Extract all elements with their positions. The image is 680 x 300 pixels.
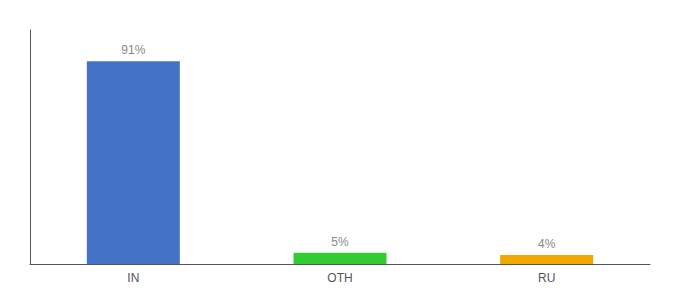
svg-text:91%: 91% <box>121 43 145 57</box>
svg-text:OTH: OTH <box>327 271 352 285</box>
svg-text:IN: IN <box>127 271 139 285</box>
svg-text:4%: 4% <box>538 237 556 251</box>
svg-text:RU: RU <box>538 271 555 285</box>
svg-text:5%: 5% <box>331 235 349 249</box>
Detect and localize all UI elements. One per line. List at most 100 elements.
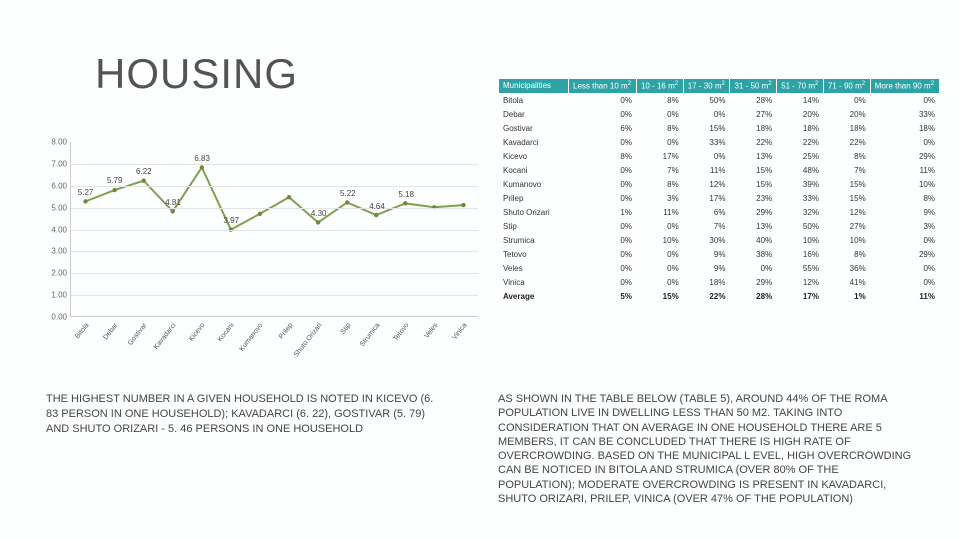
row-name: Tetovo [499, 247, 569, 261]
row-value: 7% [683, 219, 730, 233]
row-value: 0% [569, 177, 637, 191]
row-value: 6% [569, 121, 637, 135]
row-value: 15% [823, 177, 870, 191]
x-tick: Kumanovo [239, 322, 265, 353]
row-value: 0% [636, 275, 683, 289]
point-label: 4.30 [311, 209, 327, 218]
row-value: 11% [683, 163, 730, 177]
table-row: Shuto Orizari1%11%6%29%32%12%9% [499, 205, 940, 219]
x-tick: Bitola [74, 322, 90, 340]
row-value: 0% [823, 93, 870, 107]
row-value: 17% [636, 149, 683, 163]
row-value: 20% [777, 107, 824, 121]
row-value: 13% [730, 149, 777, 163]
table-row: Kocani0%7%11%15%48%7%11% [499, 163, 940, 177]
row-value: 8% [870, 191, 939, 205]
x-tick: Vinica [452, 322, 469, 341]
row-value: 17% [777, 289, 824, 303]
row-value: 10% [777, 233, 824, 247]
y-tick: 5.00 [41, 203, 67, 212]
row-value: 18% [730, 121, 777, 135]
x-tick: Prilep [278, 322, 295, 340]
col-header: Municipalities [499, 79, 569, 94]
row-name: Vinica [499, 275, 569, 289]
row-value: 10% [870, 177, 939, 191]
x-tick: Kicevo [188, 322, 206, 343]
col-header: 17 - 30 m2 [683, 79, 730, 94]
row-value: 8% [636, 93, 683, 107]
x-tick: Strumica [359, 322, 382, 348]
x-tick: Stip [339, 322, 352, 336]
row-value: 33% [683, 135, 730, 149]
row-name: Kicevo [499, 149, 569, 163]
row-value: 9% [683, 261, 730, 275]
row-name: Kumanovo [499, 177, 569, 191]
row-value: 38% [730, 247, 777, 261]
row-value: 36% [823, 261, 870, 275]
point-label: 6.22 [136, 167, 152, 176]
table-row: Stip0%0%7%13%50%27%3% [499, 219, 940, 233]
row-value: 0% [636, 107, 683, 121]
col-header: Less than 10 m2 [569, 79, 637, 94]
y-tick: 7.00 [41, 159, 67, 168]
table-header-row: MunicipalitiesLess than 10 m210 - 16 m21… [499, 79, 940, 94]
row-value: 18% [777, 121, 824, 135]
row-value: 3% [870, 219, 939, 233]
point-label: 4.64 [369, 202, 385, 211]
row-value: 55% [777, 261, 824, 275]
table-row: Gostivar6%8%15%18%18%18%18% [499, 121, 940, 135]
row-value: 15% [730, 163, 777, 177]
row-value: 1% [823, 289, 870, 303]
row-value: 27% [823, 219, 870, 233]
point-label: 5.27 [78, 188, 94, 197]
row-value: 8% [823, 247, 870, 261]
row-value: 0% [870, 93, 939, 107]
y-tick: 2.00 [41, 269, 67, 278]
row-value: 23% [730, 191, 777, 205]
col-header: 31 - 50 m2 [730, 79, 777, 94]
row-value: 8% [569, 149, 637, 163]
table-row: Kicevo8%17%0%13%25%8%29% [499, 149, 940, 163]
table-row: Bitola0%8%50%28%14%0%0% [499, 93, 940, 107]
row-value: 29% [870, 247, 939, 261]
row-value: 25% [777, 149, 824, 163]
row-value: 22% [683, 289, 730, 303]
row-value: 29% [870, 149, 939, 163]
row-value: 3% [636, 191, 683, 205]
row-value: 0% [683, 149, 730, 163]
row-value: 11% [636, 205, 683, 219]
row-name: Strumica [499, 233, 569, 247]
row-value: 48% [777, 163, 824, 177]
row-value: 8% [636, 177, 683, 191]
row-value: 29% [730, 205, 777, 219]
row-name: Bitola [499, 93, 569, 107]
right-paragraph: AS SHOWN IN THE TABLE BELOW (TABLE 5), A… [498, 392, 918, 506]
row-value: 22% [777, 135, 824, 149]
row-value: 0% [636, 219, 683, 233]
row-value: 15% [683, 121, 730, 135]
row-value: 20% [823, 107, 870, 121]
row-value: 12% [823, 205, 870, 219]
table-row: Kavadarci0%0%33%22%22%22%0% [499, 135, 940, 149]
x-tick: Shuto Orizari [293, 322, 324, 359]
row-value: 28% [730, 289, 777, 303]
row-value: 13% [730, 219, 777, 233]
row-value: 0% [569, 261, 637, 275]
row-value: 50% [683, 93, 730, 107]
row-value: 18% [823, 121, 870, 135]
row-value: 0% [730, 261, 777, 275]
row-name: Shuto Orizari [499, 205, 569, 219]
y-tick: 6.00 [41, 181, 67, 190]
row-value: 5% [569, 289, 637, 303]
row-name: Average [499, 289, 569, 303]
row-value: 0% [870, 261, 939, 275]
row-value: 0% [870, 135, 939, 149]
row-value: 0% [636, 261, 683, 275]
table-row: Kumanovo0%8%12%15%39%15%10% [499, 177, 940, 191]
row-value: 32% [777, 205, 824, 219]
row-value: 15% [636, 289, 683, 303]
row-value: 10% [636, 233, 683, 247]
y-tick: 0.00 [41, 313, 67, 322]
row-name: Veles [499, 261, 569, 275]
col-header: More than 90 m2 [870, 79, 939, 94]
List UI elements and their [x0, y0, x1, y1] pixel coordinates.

[WRITTEN INSTRUCTION]
Reproduce the listing lines verbatim from the start of the listing through the line containing "Detect and localize", including both ends. Leave the pictures out.

[IN RESPONSE]
Extract all elements with their positions. The image is 680 x 300 pixels.
svg-text:91%: 91% <box>121 43 145 57</box>
svg-text:OTH: OTH <box>327 271 352 285</box>
svg-text:IN: IN <box>127 271 139 285</box>
svg-text:4%: 4% <box>538 237 556 251</box>
svg-text:RU: RU <box>538 271 555 285</box>
svg-text:5%: 5% <box>331 235 349 249</box>
Detect and localize all UI elements. One per line. List at most 100 elements.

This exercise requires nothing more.